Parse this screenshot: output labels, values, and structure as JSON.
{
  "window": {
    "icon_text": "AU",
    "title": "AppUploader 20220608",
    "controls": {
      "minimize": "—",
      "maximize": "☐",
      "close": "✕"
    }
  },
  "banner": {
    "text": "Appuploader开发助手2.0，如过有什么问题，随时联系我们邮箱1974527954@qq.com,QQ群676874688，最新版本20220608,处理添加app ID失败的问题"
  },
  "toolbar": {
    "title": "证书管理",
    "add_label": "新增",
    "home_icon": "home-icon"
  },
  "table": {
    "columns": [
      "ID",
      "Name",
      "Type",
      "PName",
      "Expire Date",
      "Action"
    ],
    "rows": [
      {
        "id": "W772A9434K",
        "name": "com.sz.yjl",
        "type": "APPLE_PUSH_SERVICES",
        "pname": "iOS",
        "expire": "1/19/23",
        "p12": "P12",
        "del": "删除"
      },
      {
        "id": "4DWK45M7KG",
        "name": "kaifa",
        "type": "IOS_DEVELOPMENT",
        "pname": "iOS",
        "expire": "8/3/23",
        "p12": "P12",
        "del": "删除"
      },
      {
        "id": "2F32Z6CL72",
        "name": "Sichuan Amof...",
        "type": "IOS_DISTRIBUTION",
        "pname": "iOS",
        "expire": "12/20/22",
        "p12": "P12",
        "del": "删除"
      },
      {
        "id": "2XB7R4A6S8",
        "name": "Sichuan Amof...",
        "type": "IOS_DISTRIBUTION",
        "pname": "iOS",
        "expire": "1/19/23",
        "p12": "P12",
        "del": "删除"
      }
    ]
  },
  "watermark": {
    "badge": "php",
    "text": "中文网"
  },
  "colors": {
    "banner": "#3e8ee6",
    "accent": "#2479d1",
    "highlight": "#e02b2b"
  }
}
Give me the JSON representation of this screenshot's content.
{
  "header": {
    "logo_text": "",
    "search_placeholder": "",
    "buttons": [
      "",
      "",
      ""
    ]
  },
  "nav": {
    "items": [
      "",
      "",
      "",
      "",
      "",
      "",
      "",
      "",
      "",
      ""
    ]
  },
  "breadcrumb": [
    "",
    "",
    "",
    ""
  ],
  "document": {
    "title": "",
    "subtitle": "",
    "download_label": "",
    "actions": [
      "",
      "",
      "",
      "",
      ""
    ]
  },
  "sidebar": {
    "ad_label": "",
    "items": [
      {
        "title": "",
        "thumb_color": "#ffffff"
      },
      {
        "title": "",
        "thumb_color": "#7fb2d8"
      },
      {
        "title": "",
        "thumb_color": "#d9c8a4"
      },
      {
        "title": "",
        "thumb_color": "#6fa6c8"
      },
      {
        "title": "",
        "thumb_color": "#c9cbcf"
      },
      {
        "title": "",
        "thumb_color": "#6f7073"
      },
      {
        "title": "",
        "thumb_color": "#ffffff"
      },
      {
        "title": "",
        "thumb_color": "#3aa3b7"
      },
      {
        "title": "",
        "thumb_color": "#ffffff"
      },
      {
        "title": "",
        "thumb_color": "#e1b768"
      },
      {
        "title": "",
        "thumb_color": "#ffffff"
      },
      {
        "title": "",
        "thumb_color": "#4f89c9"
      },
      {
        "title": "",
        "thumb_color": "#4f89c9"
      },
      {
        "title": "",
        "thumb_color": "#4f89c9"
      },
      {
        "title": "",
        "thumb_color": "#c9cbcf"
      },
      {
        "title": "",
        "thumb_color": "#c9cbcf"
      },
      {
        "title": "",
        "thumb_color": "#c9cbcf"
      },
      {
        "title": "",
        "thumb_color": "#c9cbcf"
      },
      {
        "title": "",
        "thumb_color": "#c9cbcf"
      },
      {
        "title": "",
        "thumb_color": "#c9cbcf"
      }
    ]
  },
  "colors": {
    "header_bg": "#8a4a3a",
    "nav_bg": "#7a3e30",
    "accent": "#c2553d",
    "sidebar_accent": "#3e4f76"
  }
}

WORK INSTRUCTIONS
Read the data above and pull out each line that holds the string "this".

WRITTEN SOLUTION
Parse this screenshot: output labels, values, and structure as JSON.
Give me the JSON representation of this screenshot's content.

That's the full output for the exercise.